Raw records
▬▬▬▬▬▬▬▬▬▬
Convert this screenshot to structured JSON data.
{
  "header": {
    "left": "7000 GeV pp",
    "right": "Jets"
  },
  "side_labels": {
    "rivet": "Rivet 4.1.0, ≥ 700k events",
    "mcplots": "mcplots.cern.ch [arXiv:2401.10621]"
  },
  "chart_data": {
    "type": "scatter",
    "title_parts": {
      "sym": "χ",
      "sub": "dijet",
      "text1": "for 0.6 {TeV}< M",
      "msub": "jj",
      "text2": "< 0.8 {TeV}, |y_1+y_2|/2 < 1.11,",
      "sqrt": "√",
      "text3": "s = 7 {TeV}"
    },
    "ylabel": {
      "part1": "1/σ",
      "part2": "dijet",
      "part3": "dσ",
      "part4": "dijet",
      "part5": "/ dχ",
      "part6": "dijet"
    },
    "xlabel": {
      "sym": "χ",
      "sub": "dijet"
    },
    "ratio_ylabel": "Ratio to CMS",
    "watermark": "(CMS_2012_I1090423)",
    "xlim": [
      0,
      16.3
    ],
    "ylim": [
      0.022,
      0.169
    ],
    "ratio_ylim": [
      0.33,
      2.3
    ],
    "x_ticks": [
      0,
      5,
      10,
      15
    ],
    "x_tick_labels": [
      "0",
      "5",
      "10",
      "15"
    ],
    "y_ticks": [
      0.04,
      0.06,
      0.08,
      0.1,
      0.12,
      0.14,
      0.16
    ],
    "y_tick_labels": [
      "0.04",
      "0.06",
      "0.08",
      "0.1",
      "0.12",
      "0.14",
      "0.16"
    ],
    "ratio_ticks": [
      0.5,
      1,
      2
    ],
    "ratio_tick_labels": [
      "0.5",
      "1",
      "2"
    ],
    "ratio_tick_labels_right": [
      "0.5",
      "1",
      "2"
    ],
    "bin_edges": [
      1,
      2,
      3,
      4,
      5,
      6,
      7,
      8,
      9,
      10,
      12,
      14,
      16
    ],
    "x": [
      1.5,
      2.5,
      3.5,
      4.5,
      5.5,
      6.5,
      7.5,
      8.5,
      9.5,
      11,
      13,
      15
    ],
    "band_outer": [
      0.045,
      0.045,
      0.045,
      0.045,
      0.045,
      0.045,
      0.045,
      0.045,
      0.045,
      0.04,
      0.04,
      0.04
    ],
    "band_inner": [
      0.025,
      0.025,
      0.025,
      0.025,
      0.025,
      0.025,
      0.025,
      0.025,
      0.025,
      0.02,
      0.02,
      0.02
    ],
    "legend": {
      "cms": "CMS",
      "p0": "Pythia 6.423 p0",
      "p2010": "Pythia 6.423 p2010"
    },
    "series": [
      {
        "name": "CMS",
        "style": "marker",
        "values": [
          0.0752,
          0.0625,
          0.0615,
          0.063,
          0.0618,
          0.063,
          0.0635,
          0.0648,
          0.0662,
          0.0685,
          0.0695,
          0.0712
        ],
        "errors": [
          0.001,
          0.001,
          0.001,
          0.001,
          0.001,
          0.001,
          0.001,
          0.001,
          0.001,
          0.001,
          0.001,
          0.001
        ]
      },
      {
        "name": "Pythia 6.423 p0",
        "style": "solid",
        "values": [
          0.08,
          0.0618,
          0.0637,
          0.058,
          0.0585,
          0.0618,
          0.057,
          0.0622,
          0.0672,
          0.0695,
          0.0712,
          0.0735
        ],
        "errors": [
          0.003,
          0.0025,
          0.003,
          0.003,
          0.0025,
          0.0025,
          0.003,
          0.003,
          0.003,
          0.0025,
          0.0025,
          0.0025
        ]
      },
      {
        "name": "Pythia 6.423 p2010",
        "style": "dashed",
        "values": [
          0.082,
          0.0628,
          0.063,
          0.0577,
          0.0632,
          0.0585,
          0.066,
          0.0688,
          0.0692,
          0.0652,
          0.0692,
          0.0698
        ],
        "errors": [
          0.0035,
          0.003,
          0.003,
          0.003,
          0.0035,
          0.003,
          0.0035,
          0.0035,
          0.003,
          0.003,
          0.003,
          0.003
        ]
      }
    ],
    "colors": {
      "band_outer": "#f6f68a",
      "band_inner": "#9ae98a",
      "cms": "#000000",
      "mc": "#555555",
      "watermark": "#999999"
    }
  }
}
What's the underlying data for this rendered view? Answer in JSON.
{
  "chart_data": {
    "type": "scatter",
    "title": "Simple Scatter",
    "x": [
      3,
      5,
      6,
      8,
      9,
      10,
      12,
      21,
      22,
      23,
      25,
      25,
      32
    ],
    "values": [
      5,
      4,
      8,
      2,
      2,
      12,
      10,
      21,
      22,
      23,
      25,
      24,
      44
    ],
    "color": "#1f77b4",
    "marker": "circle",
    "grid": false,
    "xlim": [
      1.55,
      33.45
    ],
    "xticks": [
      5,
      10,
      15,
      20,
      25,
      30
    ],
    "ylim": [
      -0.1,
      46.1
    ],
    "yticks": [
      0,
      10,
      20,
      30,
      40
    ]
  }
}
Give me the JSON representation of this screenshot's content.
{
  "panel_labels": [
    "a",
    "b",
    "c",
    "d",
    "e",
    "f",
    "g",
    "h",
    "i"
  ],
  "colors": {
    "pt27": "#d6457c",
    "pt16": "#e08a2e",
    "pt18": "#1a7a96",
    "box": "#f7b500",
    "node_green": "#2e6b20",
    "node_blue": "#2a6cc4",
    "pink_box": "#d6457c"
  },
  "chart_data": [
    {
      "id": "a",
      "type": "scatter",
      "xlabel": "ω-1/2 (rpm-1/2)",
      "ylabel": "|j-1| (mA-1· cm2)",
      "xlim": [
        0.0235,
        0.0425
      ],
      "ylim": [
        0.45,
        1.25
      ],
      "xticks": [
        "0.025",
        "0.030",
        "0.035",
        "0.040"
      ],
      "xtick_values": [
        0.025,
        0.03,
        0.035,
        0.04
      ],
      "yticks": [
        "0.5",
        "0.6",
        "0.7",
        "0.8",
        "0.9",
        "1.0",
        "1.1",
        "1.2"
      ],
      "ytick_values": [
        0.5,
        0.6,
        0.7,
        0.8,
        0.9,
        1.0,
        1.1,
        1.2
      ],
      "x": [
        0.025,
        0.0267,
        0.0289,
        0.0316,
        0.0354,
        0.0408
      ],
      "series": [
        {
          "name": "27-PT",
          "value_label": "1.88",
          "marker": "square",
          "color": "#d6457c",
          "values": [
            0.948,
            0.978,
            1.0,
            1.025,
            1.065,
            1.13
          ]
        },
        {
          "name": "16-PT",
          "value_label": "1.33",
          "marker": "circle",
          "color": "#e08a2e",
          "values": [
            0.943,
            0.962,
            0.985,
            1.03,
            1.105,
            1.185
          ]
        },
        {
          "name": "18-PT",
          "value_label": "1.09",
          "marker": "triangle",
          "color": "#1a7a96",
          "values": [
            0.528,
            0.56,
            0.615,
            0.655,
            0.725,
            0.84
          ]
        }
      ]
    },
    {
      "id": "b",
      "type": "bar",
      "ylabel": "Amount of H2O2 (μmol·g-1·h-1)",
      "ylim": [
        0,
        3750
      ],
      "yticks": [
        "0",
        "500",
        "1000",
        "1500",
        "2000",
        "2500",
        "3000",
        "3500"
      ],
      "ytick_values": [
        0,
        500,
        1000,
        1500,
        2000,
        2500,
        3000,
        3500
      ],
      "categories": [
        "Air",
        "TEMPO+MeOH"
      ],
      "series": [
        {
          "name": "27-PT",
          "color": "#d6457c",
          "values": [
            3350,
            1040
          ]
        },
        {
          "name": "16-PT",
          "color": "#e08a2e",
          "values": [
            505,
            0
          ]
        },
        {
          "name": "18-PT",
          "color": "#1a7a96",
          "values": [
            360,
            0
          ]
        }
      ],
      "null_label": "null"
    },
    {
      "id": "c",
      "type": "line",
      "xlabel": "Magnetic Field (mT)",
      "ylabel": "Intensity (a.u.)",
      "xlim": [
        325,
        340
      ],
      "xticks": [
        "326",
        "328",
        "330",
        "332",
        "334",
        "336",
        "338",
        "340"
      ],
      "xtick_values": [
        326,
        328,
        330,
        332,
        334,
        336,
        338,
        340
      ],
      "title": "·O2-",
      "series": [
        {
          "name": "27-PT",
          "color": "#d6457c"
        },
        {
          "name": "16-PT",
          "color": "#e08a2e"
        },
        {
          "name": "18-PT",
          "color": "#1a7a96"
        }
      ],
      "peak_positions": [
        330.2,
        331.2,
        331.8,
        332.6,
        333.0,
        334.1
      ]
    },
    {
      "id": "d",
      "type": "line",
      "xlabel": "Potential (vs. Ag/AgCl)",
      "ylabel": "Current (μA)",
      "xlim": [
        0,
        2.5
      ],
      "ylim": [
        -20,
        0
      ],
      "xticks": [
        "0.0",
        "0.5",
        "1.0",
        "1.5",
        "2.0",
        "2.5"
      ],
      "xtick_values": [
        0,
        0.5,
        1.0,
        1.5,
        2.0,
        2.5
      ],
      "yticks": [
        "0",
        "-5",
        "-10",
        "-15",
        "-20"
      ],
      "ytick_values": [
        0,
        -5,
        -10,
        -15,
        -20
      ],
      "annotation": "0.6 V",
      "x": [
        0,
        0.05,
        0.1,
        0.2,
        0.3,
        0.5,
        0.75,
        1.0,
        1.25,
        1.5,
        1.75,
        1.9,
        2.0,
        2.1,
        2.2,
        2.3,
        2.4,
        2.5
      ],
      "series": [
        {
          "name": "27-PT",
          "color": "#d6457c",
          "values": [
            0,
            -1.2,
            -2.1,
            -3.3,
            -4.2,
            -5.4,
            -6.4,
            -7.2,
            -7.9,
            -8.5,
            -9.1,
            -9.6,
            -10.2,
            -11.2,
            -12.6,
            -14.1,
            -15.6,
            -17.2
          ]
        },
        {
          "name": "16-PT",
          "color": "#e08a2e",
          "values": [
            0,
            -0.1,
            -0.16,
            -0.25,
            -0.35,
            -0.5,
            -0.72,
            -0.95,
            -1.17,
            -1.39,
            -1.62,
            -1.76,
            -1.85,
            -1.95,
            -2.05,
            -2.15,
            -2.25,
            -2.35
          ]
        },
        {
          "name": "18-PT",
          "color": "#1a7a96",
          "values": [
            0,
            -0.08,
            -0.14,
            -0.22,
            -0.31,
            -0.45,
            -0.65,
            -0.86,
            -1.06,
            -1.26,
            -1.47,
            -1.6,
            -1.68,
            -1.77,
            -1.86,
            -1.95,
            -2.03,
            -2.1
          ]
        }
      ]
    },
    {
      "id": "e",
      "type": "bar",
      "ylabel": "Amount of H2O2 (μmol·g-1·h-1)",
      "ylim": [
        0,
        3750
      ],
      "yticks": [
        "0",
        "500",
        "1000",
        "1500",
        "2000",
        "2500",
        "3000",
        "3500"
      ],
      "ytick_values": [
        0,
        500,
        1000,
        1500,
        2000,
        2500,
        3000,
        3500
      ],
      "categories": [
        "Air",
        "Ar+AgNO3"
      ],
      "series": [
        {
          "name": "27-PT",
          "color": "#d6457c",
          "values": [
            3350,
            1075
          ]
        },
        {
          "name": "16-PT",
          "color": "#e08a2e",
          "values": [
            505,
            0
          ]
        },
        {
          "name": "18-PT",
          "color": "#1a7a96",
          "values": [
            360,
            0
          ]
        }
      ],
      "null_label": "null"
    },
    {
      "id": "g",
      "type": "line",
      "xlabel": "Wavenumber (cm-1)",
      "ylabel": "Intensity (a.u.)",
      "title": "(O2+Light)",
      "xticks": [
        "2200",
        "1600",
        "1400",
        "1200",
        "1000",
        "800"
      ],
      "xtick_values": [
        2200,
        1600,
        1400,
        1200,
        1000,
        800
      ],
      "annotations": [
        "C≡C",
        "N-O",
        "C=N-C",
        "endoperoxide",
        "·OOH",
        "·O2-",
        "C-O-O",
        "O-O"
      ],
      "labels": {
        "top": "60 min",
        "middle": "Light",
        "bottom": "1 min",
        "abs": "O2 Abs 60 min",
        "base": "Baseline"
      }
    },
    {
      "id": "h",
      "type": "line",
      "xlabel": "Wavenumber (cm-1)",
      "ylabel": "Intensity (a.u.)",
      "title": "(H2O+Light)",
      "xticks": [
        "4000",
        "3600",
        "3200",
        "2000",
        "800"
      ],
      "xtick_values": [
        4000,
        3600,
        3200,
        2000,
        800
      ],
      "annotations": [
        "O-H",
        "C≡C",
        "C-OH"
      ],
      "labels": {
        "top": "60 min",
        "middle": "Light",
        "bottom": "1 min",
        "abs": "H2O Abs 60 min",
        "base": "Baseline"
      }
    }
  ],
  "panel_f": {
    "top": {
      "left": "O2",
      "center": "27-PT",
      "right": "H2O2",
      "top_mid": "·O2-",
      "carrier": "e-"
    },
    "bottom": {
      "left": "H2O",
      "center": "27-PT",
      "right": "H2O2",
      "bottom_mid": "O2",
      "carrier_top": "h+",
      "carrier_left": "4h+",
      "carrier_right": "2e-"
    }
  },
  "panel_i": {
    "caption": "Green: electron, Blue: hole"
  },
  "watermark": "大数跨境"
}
▬▬▬▬▬▬▬▬▬▬
Description of the task:
Go through the data above and find the lines with the word "screenshot". Copy each of those lines.

Final result:
Convert this screenshot to structured JSON data.
Give me the JSON representation of this screenshot's content.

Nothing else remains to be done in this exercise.